* Data extract *
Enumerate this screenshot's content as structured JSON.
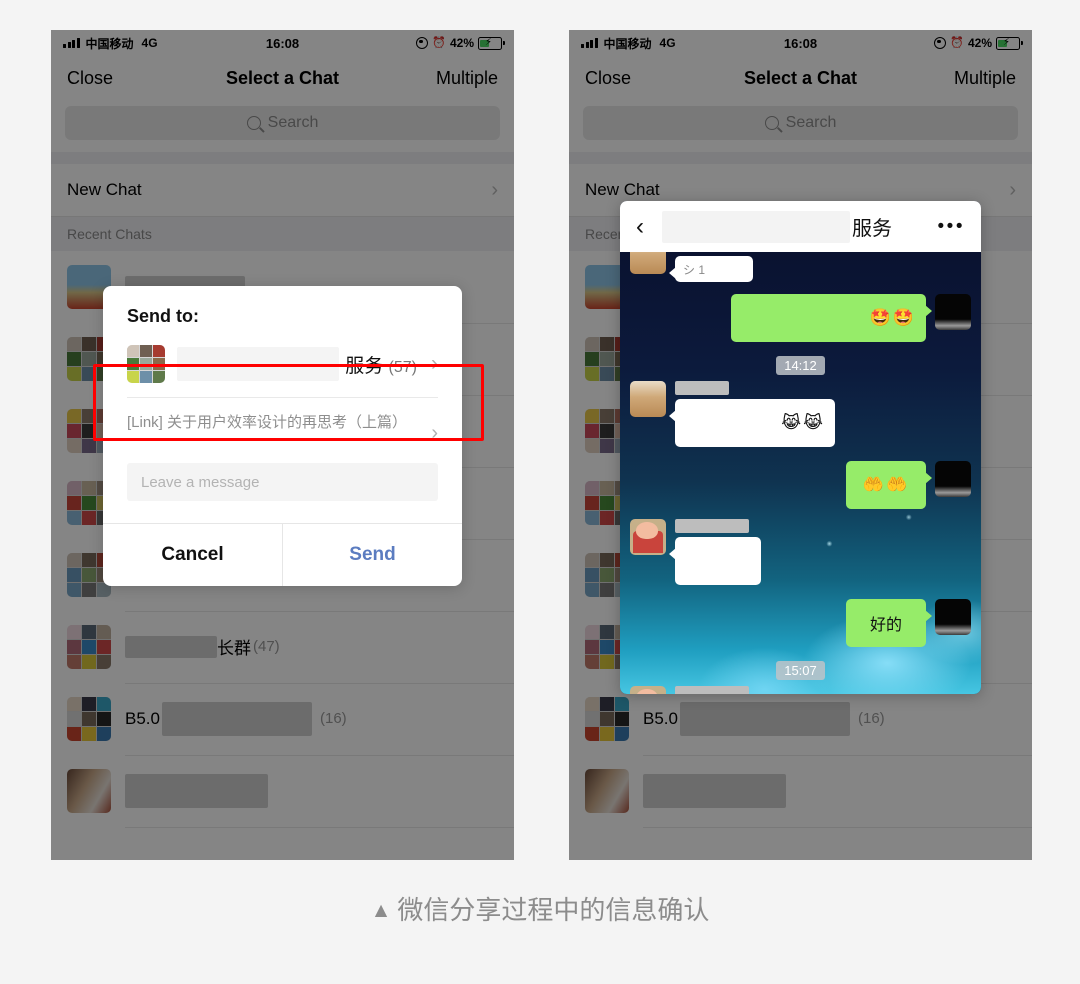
{
  "page": {
    "background": "#f4f4f4",
    "caption": "微信分享过程中的信息确认",
    "caption_marker": "▲"
  },
  "status_bar": {
    "carrier": "中国移动",
    "network": "4G",
    "time": "16:08",
    "battery_percent": "42%",
    "battery_level": 42,
    "charging": true,
    "icons": [
      "signal-icon",
      "location-icon",
      "alarm-icon",
      "battery-icon"
    ]
  },
  "nav_bar": {
    "left_button": "Close",
    "title": "Select a Chat",
    "right_button": "Multiple"
  },
  "search": {
    "placeholder": "Search"
  },
  "list": {
    "new_chat": "New Chat",
    "section_header": "Recent Chats",
    "rows": [
      {
        "name": "",
        "count": "",
        "avatar": "windmill-photo",
        "redacted": true
      },
      {
        "name": "",
        "count": "",
        "avatar": "grid-9-a",
        "redacted": true
      },
      {
        "name": "",
        "count": "",
        "avatar": "grid-9-b",
        "redacted": true
      },
      {
        "name": "",
        "count": "",
        "avatar": "grid-9-c",
        "redacted": true
      },
      {
        "name": "",
        "count": "",
        "avatar": "grid-9-d",
        "redacted": true
      },
      {
        "name": "长群",
        "count": "(47)",
        "avatar": "grid-9-e",
        "redacted": true
      },
      {
        "name": "B5.0",
        "count": "(16)",
        "avatar": "grid-9-f",
        "redacted": true
      },
      {
        "name": "",
        "count": "",
        "avatar": "child-photo",
        "redacted": true
      }
    ]
  },
  "modal": {
    "title": "Send to:",
    "target": {
      "name": "服务",
      "count": "(57)",
      "avatar": "grid-9-service",
      "highlight_color": "#ff0000"
    },
    "link_text": "[Link] 关于用户效率设计的再思考（上篇）",
    "message_placeholder": "Leave a message",
    "cancel_label": "Cancel",
    "send_label": "Send",
    "send_color": "#5b7cc0"
  },
  "chat_panel": {
    "back_icon": "chevron-left-icon",
    "title": "服务",
    "menu_icon": "more-dots-icon",
    "bubble_green": "#96ec69",
    "messages": [
      {
        "side": "in",
        "type": "partial",
        "text": "",
        "avatar": "cat-avatar"
      },
      {
        "side": "out",
        "type": "emoji",
        "text": "🤩🤩",
        "avatar": "me-avatar"
      },
      {
        "side": "time",
        "type": "time",
        "text": "14:12"
      },
      {
        "side": "in",
        "type": "emoji",
        "text": "😹😹",
        "avatar": "cat-avatar"
      },
      {
        "side": "out",
        "type": "emoji",
        "text": "🤲🤲",
        "avatar": "me-avatar"
      },
      {
        "side": "in",
        "type": "blank",
        "text": "",
        "avatar": "shin-avatar"
      },
      {
        "side": "out",
        "type": "text",
        "text": "好的",
        "avatar": "me-avatar"
      },
      {
        "side": "time",
        "type": "time",
        "text": "15:07"
      },
      {
        "side": "in",
        "type": "blank",
        "text": "",
        "avatar": "shin-avatar"
      }
    ]
  }
}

* Work instructions *
Transcribe all the records above word for word, without their images.

* Expected answer *
Enumerate this screenshot's content as structured JSON.
{
  "page": {
    "background": "#f4f4f4",
    "caption": "微信分享过程中的信息确认",
    "caption_marker": "▲"
  },
  "status_bar": {
    "carrier": "中国移动",
    "network": "4G",
    "time": "16:08",
    "battery_percent": "42%",
    "battery_level": 42,
    "charging": true,
    "icons": [
      "signal-icon",
      "location-icon",
      "alarm-icon",
      "battery-icon"
    ]
  },
  "nav_bar": {
    "left_button": "Close",
    "title": "Select a Chat",
    "right_button": "Multiple"
  },
  "search": {
    "placeholder": "Search"
  },
  "list": {
    "new_chat": "New Chat",
    "section_header": "Recent Chats",
    "rows": [
      {
        "name": "",
        "count": "",
        "avatar": "windmill-photo",
        "redacted": true
      },
      {
        "name": "",
        "count": "",
        "avatar": "grid-9-a",
        "redacted": true
      },
      {
        "name": "",
        "count": "",
        "avatar": "grid-9-b",
        "redacted": true
      },
      {
        "name": "",
        "count": "",
        "avatar": "grid-9-c",
        "redacted": true
      },
      {
        "name": "",
        "count": "",
        "avatar": "grid-9-d",
        "redacted": true
      },
      {
        "name": "长群",
        "count": "(47)",
        "avatar": "grid-9-e",
        "redacted": true
      },
      {
        "name": "B5.0",
        "count": "(16)",
        "avatar": "grid-9-f",
        "redacted": true
      },
      {
        "name": "",
        "count": "",
        "avatar": "child-photo",
        "redacted": true
      }
    ]
  },
  "modal": {
    "title": "Send to:",
    "target": {
      "name": "服务",
      "count": "(57)",
      "avatar": "grid-9-service",
      "highlight_color": "#ff0000"
    },
    "link_text": "[Link] 关于用户效率设计的再思考（上篇）",
    "message_placeholder": "Leave a message",
    "cancel_label": "Cancel",
    "send_label": "Send",
    "send_color": "#5b7cc0"
  },
  "chat_panel": {
    "back_icon": "chevron-left-icon",
    "title": "服务",
    "menu_icon": "more-dots-icon",
    "bubble_green": "#96ec69",
    "messages": [
      {
        "side": "in",
        "type": "partial",
        "text": "",
        "avatar": "cat-avatar"
      },
      {
        "side": "out",
        "type": "emoji",
        "text": "🤩🤩",
        "avatar": "me-avatar"
      },
      {
        "side": "time",
        "type": "time",
        "text": "14:12"
      },
      {
        "side": "in",
        "type": "emoji",
        "text": "😹😹",
        "avatar": "cat-avatar"
      },
      {
        "side": "out",
        "type": "emoji",
        "text": "🤲🤲",
        "avatar": "me-avatar"
      },
      {
        "side": "in",
        "type": "blank",
        "text": "",
        "avatar": "shin-avatar"
      },
      {
        "side": "out",
        "type": "text",
        "text": "好的",
        "avatar": "me-avatar"
      },
      {
        "side": "time",
        "type": "time",
        "text": "15:07"
      },
      {
        "side": "in",
        "type": "blank",
        "text": "",
        "avatar": "shin-avatar"
      }
    ]
  }
}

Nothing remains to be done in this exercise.